Search the listing below for "سبيل". Copy each matching line.
☆ ☆ ☆ ☆ ☆
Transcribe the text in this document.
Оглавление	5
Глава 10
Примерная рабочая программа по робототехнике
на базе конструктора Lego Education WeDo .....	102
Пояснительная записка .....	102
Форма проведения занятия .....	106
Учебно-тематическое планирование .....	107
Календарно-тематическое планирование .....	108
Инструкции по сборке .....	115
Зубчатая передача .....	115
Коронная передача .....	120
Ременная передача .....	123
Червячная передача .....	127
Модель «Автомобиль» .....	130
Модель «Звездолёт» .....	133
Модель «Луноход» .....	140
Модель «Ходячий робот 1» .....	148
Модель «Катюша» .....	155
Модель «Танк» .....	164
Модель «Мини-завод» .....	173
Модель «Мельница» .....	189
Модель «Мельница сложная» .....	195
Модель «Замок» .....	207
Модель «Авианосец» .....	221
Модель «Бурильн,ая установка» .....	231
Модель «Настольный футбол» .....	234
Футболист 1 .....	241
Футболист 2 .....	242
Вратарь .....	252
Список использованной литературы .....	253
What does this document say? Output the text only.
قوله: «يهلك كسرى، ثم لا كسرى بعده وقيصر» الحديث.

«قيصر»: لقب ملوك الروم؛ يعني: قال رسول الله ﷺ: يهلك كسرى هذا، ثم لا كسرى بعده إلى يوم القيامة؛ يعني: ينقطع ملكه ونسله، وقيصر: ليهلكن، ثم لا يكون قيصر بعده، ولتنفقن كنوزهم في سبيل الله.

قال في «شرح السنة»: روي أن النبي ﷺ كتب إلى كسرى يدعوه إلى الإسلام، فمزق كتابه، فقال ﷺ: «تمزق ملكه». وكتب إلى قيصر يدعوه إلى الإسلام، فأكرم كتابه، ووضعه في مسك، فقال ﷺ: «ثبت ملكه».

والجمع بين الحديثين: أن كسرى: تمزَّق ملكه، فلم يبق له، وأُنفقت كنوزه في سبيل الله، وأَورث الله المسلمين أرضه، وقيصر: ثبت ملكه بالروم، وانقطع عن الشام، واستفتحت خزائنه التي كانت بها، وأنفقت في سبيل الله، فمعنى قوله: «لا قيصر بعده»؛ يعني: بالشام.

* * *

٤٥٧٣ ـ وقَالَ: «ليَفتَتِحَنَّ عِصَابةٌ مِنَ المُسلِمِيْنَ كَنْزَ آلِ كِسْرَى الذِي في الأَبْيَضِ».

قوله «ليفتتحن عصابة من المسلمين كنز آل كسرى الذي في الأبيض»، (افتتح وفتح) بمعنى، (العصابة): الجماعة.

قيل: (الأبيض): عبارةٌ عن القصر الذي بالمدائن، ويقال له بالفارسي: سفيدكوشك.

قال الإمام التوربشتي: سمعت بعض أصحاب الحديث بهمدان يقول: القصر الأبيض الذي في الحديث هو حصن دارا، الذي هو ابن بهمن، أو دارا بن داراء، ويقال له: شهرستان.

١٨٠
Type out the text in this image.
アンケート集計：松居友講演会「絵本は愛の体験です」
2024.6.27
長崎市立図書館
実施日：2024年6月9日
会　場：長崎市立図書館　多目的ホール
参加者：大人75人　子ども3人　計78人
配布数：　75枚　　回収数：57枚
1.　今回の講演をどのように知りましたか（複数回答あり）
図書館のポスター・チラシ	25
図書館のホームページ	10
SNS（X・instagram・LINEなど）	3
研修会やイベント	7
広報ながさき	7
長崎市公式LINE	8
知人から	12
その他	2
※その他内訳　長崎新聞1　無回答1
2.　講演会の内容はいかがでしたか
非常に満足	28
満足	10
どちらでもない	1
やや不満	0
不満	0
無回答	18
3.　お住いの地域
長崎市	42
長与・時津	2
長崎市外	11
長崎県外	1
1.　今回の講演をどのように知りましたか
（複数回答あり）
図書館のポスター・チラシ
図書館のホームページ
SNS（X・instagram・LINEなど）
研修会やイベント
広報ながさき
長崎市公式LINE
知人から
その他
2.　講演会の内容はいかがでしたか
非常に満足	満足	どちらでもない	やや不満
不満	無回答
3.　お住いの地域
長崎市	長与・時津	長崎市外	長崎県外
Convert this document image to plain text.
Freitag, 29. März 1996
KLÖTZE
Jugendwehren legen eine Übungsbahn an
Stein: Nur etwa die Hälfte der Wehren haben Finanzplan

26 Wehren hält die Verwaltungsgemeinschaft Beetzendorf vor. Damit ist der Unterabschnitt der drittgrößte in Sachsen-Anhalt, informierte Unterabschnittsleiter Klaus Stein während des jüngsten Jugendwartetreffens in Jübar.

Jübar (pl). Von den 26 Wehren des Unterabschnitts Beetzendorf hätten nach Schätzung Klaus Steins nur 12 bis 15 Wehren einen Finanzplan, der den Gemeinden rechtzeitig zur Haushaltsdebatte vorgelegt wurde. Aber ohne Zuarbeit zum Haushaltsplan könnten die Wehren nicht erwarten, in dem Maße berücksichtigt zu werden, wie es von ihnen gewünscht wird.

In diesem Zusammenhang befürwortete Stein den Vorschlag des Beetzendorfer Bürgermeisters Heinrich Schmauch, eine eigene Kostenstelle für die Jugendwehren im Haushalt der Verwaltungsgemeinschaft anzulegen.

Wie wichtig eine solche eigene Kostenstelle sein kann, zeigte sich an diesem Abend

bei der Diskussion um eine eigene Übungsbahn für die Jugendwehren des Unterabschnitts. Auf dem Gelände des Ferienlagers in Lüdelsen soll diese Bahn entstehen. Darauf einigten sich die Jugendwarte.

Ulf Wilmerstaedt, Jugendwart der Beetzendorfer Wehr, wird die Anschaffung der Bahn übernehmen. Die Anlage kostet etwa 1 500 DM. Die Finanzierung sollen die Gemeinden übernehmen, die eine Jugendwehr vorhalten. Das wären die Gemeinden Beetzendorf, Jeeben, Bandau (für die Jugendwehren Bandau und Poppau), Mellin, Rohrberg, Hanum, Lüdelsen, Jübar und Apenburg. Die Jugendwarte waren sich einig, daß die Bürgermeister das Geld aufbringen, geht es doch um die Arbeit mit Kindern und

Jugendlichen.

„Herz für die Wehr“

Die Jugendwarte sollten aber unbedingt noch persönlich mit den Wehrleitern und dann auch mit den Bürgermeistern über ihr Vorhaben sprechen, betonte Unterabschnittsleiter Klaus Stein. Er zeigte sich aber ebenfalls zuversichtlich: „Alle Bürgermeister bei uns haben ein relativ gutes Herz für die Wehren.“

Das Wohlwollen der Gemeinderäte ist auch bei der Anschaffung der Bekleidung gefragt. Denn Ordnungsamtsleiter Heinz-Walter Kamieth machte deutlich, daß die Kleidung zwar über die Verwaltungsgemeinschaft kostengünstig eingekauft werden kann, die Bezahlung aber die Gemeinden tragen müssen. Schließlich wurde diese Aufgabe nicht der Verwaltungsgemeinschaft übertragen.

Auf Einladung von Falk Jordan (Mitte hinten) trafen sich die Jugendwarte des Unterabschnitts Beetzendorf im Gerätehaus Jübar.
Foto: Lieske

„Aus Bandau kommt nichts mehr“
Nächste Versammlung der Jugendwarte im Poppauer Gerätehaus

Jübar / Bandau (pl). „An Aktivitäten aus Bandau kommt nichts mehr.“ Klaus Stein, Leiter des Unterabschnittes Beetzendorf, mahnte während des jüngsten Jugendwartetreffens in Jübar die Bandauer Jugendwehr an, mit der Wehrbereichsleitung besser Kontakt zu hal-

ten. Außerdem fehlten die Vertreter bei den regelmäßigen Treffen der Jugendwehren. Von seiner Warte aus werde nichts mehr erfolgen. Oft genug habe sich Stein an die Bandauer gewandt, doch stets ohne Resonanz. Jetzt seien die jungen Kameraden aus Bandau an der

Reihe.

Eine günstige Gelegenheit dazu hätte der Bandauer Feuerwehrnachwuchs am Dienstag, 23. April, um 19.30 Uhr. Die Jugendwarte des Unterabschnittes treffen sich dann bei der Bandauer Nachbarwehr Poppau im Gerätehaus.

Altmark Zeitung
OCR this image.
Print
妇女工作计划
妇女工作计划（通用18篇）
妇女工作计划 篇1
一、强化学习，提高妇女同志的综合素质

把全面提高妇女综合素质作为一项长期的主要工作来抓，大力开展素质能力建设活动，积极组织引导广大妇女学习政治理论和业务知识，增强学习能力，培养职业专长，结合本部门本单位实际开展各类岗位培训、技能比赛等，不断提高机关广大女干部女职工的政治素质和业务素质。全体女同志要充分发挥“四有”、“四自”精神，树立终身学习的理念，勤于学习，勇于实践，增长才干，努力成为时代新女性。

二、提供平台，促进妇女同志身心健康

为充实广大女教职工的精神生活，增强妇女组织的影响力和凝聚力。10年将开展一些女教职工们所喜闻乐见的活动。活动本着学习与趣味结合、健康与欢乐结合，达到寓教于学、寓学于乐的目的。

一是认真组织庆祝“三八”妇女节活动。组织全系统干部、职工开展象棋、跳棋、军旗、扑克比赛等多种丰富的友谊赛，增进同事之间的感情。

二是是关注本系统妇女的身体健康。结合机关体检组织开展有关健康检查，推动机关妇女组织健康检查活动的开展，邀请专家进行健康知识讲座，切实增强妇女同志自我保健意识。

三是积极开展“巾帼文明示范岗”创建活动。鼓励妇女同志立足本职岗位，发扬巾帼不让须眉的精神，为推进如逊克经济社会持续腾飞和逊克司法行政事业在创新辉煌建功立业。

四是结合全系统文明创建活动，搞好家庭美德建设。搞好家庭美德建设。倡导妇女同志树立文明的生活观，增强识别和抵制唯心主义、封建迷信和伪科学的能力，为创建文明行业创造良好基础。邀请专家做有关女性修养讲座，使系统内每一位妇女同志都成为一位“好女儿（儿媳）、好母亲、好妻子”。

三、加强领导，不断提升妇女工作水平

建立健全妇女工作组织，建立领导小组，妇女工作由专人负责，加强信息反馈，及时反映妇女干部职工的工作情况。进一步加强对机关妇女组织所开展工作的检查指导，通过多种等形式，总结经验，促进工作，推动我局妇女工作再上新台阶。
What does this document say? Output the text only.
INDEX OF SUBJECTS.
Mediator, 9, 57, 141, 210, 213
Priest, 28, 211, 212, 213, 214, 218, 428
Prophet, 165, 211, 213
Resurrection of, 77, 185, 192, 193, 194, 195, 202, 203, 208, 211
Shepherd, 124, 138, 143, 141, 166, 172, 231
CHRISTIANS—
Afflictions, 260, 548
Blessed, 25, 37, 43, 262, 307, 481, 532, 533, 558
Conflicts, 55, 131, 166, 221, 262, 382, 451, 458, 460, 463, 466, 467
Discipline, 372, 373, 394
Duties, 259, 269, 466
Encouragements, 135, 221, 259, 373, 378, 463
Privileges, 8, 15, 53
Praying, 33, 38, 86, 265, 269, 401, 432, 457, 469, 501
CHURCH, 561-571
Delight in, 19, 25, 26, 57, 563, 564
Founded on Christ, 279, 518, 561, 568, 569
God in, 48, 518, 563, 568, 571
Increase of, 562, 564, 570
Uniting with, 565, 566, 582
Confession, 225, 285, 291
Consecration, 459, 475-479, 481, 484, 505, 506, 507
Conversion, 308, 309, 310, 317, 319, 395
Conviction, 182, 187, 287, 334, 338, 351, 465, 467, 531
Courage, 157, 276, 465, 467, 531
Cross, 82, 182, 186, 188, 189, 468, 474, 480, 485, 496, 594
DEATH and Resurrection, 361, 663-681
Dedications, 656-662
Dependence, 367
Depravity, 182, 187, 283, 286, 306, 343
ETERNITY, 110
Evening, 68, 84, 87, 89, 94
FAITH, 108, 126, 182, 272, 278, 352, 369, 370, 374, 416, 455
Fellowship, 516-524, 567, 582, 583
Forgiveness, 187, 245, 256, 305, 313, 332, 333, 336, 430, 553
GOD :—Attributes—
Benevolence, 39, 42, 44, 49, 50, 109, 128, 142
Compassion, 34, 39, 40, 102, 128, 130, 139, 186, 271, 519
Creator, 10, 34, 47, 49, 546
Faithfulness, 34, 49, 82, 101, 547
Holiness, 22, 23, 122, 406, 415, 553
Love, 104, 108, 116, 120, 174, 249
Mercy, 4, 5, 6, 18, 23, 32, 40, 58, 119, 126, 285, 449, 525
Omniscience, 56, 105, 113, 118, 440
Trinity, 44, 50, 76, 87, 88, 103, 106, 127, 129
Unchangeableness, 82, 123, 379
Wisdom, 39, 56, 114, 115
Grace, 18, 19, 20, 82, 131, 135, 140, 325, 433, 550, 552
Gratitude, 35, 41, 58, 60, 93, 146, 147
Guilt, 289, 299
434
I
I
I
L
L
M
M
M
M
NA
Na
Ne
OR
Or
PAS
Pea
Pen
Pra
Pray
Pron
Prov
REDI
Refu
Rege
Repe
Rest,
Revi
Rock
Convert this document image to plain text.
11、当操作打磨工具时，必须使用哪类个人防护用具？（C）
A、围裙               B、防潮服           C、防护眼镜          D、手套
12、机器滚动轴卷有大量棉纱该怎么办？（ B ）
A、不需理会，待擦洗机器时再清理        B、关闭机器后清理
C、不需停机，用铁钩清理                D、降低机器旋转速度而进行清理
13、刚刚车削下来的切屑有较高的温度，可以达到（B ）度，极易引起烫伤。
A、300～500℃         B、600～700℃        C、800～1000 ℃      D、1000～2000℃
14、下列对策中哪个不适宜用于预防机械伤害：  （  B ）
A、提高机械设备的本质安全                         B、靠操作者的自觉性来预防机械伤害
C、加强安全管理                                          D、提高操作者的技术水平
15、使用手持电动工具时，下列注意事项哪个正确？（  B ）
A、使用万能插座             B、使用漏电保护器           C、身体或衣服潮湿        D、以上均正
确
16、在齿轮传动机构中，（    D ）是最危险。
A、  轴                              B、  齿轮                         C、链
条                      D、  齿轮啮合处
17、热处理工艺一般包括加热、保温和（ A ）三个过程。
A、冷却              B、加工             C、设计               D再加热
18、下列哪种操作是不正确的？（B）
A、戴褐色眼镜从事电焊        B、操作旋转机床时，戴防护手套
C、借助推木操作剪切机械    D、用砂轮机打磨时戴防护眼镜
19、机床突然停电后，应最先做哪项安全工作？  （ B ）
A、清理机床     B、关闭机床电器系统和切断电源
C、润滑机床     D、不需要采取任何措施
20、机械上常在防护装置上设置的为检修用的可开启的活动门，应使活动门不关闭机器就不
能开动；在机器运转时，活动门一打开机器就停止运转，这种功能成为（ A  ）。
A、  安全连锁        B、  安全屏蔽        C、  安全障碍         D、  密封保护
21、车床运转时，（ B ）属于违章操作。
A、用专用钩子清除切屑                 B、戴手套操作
☆ ☆ ☆ ☆ ☆
== Result for this exercise ==
«قيصر»: لقب ملوك الروم؛ يعني: قال رسول الله ﷺ: يهلك كسرى هذا، ثم لا كسرى بعده إلى يوم القيامة؛ يعني: ينقطع ملكه ونسله، وقيصر: ليهلكن، ثم لا يكون قيصر بعده، ولتنفقن كنوزهم في سبيل الله.
والجمع بين الحديثين: أن كسرى: تمزَّق ملكه، فلم يبق له، وأُنفقت كنوزه في سبيل الله، وأَورث الله المسلمين أرضه، وقيصر: ثبت ملكه بالروم، وانقطع عن الشام، واستفتحت خزائنه التي كانت بها، وأنفقت في سبيل الله، فمعنى قوله: «لا قيصر بعده»؛ يعني: بالشام.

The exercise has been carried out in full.